Here are some records; return them all exactly.

▶ [Records to use]:
= = = = = = =

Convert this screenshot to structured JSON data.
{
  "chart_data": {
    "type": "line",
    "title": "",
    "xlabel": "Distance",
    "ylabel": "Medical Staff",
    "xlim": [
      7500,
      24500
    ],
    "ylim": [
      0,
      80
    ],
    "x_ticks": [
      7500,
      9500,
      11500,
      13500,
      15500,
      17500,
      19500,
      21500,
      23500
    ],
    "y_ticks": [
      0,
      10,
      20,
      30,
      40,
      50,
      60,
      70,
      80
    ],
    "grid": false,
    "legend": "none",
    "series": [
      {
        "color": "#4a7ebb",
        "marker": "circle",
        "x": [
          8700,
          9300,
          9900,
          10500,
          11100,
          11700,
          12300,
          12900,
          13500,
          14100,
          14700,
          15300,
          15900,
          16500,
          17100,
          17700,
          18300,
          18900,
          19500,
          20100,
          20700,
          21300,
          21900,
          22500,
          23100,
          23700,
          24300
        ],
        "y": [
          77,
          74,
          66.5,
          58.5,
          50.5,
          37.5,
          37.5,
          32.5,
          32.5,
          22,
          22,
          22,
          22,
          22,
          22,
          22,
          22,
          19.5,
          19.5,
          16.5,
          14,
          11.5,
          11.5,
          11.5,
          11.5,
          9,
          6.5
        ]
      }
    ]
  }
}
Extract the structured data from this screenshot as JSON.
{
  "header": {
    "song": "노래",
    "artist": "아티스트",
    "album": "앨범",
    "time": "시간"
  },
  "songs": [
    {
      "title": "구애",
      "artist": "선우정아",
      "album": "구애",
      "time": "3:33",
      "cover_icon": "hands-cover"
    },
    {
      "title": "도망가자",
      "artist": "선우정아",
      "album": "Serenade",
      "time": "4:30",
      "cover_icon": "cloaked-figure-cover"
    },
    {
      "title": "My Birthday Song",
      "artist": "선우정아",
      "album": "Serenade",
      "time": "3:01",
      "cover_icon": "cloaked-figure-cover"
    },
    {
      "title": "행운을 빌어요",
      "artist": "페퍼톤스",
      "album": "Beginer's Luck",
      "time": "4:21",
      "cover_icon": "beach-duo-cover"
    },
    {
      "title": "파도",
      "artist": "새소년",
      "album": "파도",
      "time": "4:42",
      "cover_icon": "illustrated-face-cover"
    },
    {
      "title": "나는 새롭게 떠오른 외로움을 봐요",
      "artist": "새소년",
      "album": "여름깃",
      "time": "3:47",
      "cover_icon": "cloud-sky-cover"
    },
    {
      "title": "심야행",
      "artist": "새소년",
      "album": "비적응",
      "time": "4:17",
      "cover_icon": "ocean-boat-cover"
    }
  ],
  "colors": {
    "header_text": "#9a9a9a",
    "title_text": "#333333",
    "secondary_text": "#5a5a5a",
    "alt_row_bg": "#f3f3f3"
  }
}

= = = = = = =

▶ [Answer to this task]:
Convert this screenshot to structured JSON data.
{
  "chart_data": {
    "type": "line",
    "title": "",
    "xlabel": "Distance",
    "ylabel": "Medical Staff",
    "xlim": [
      7500,
      24500
    ],
    "ylim": [
      0,
      80
    ],
    "x_ticks": [
      7500,
      9500,
      11500,
      13500,
      15500,
      17500,
      19500,
      21500,
      23500
    ],
    "y_ticks": [
      0,
      10,
      20,
      30,
      40,
      50,
      60,
      70,
      80
    ],
    "grid": false,
    "legend": "none",
    "series": [
      {
        "color": "#4a7ebb",
        "marker": "circle",
        "x": [
          8700,
          9300,
          9900,
          10500,
          11100,
          11700,
          12300,
          12900,
          13500,
          14100,
          14700,
          15300,
          15900,
          16500,
          17100,
          17700,
          18300,
          18900,
          19500,
          20100,
          20700,
          21300,
          21900,
          22500,
          23100,
          23700,
          24300
        ],
        "y": [
          77,
          74,
          66.5,
          58.5,
          50.5,
          37.5,
          37.5,
          32.5,
          32.5,
          22,
          22,
          22,
          22,
          22,
          22,
          22,
          22,
          19.5,
          19.5,
          16.5,
          14,
          11.5,
          11.5,
          11.5,
          11.5,
          9,
          6.5
        ]
      }
    ]
  }
}
Extract the structured data from this screenshot as JSON.
{
  "header": {
    "song": "노래",
    "artist": "아티스트",
    "album": "앨범",
    "time": "시간"
  },
  "songs": [
    {
      "title": "구애",
      "artist": "선우정아",
      "album": "구애",
      "time": "3:33",
      "cover_icon": "hands-cover"
    },
    {
      "title": "도망가자",
      "artist": "선우정아",
      "album": "Serenade",
      "time": "4:30",
      "cover_icon": "cloaked-figure-cover"
    },
    {
      "title": "My Birthday Song",
      "artist": "선우정아",
      "album": "Serenade",
      "time": "3:01",
      "cover_icon": "cloaked-figure-cover"
    },
    {
      "title": "행운을 빌어요",
      "artist": "페퍼톤스",
      "album": "Beginer's Luck",
      "time": "4:21",
      "cover_icon": "beach-duo-cover"
    },
    {
      "title": "파도",
      "artist": "새소년",
      "album": "파도",
      "time": "4:42",
      "cover_icon": "illustrated-face-cover"
    },
    {
      "title": "나는 새롭게 떠오른 외로움을 봐요",
      "artist": "새소년",
      "album": "여름깃",
      "time": "3:47",
      "cover_icon": "cloud-sky-cover"
    },
    {
      "title": "심야행",
      "artist": "새소년",
      "album": "비적응",
      "time": "4:17",
      "cover_icon": "ocean-boat-cover"
    }
  ],
  "colors": {
    "header_text": "#9a9a9a",
    "title_text": "#333333",
    "secondary_text": "#5a5a5a",
    "alt_row_bg": "#f3f3f3"
  }
}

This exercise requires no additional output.